DATOS A PROCESAR =
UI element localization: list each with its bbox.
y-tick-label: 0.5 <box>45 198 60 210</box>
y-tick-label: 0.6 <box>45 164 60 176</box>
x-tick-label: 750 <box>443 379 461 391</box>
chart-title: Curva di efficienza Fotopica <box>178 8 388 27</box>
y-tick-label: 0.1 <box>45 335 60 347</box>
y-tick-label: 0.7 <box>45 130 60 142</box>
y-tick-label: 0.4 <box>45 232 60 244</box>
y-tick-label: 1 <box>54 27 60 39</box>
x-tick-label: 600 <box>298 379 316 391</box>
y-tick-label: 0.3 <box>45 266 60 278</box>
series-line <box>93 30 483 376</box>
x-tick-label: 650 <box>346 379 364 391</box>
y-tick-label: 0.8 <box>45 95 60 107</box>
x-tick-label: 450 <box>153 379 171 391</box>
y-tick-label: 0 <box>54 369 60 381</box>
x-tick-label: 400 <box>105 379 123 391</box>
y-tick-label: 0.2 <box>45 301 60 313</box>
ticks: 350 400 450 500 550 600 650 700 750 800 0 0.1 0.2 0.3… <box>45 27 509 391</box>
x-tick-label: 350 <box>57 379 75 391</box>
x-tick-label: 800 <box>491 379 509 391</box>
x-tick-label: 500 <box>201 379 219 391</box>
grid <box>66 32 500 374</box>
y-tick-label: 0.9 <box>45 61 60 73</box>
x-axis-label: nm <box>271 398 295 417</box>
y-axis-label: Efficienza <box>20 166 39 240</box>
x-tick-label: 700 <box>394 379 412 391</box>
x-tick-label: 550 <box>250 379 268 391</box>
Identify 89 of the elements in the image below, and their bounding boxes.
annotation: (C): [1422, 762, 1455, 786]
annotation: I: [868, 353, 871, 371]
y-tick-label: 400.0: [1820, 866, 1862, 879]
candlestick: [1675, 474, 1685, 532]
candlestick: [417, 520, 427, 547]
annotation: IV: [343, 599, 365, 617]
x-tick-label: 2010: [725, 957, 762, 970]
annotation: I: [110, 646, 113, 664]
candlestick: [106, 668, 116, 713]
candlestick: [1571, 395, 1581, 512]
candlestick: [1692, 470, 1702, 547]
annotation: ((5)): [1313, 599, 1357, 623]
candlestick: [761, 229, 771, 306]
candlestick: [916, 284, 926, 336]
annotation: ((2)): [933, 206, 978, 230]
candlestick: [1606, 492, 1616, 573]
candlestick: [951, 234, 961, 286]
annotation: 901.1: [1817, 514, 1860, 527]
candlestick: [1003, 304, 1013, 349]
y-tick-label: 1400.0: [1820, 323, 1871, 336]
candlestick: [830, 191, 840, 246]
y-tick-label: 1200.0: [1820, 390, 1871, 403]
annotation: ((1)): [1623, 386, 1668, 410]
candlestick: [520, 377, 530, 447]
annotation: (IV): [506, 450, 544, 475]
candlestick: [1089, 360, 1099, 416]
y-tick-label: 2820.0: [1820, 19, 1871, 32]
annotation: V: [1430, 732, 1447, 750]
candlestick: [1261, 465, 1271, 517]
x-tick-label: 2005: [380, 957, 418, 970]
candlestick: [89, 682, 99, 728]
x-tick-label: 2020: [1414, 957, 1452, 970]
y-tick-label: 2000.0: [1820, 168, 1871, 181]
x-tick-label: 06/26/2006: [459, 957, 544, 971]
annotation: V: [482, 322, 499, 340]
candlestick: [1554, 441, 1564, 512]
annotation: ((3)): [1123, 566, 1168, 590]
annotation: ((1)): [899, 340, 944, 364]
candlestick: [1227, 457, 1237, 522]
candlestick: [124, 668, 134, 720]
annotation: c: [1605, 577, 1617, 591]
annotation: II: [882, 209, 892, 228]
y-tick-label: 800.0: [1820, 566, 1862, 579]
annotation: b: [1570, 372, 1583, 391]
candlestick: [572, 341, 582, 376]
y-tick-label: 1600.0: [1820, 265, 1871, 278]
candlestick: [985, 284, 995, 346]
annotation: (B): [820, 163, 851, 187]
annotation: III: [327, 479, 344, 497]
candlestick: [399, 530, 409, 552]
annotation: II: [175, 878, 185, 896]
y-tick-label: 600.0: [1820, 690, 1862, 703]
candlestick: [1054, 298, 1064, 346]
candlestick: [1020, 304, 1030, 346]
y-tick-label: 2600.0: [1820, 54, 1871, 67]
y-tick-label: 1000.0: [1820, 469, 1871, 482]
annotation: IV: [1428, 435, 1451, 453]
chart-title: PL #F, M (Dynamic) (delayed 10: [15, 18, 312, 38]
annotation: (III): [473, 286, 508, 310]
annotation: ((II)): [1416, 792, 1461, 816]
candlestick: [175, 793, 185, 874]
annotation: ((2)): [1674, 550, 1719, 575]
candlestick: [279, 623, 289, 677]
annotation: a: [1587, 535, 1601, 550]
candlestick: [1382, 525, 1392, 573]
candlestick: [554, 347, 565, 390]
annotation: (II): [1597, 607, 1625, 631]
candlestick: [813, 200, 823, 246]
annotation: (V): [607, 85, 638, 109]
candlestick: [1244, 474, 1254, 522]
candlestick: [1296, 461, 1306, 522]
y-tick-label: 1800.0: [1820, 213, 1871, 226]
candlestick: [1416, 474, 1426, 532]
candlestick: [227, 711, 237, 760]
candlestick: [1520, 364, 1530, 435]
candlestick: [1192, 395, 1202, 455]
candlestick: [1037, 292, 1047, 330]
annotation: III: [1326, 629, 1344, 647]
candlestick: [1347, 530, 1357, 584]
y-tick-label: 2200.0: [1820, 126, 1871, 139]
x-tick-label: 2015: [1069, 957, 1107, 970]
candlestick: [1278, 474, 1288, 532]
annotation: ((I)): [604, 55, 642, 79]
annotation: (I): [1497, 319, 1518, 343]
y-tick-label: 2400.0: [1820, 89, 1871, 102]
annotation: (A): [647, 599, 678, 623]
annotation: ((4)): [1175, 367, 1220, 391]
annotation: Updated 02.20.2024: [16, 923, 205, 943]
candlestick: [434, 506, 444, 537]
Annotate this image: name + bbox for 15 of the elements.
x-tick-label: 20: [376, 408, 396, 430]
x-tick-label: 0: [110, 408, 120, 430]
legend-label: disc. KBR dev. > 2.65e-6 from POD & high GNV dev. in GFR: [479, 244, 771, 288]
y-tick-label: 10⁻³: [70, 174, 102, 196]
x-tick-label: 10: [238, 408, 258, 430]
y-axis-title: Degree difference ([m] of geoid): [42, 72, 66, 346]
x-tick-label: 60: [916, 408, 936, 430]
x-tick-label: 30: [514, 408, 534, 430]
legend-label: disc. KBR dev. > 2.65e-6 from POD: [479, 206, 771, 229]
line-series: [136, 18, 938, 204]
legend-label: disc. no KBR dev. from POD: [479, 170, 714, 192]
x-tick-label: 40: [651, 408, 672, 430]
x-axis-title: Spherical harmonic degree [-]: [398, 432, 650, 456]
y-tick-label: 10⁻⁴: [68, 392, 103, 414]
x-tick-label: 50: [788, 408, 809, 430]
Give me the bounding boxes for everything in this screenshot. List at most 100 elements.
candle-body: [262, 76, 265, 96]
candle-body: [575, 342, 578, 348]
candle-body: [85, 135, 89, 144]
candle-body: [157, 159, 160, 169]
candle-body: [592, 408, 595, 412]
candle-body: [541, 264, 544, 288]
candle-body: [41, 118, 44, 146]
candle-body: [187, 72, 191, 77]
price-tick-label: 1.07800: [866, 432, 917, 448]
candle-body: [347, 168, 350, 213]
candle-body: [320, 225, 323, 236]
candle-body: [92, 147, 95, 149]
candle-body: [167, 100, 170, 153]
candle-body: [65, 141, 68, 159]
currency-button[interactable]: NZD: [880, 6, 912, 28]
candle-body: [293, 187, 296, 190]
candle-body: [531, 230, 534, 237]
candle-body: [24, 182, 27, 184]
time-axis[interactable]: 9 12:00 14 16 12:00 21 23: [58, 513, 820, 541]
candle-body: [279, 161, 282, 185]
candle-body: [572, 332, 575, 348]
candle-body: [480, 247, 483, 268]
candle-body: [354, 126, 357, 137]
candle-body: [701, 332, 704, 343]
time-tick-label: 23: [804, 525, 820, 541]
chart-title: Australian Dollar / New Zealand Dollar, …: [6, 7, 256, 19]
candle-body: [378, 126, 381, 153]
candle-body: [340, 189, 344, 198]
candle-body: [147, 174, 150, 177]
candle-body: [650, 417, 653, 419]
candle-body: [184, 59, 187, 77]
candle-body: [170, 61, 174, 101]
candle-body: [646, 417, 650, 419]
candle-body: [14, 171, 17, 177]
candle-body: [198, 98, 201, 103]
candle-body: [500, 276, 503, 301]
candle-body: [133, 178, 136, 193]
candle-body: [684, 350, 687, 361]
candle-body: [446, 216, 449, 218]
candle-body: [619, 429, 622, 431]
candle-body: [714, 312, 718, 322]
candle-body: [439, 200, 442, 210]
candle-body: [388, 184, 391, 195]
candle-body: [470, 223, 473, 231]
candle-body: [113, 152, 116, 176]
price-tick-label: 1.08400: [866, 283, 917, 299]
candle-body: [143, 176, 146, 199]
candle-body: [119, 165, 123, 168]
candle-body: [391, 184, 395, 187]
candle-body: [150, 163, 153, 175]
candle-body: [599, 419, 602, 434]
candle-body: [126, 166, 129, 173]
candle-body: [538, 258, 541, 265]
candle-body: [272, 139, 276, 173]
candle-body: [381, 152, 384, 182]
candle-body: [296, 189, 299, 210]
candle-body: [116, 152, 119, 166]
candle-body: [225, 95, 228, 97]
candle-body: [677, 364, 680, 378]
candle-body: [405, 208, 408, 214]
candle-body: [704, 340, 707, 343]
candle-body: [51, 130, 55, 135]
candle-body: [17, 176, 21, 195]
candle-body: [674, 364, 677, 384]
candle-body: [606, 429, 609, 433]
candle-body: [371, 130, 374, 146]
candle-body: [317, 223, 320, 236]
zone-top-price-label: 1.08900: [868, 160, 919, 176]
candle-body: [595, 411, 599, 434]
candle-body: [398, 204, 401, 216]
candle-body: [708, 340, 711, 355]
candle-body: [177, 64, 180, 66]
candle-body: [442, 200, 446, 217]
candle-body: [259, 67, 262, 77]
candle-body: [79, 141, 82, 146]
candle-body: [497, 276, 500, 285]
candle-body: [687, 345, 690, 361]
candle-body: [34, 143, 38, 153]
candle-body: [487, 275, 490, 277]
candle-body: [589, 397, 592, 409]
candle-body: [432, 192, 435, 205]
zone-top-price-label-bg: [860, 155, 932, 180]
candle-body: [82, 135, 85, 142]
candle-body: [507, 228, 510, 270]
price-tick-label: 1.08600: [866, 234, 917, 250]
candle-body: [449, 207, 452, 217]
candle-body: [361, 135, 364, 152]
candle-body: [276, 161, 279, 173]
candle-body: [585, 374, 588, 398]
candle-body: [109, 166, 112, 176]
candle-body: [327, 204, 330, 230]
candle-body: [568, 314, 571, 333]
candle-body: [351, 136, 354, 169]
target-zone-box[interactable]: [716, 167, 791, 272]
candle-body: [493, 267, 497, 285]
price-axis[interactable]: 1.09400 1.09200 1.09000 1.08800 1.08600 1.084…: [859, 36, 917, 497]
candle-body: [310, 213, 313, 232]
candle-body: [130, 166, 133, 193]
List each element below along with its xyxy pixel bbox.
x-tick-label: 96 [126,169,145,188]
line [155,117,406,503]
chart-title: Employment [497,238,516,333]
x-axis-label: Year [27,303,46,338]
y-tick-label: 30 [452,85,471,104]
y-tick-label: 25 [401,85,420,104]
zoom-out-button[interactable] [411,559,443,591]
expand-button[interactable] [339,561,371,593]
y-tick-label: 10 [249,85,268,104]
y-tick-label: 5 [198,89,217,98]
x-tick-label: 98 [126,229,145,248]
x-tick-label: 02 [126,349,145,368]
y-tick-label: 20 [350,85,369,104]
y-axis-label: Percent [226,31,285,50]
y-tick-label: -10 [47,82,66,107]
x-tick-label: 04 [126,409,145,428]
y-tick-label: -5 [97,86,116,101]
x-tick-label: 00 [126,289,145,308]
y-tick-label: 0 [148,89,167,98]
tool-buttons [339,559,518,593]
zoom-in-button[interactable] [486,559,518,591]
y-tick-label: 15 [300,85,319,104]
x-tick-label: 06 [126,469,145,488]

QUÉ HAY QUE HACER = Actualiza las filas desde la primera hasta la que contiene "chart-title: Curva di": cambia "y-tick-label" por "etiqueta-eje-y" y deja todo lo demás igual.

EL RESULTADO =
UI element localization: list each with its bbox.
etiqueta-eje-y: 0.5 <box>45 198 60 210</box>
etiqueta-eje-y: 0.6 <box>45 164 60 176</box>
x-tick-label: 750 <box>443 379 461 391</box>
chart-title: Curva di efficienza Fotopica <box>178 8 388 27</box>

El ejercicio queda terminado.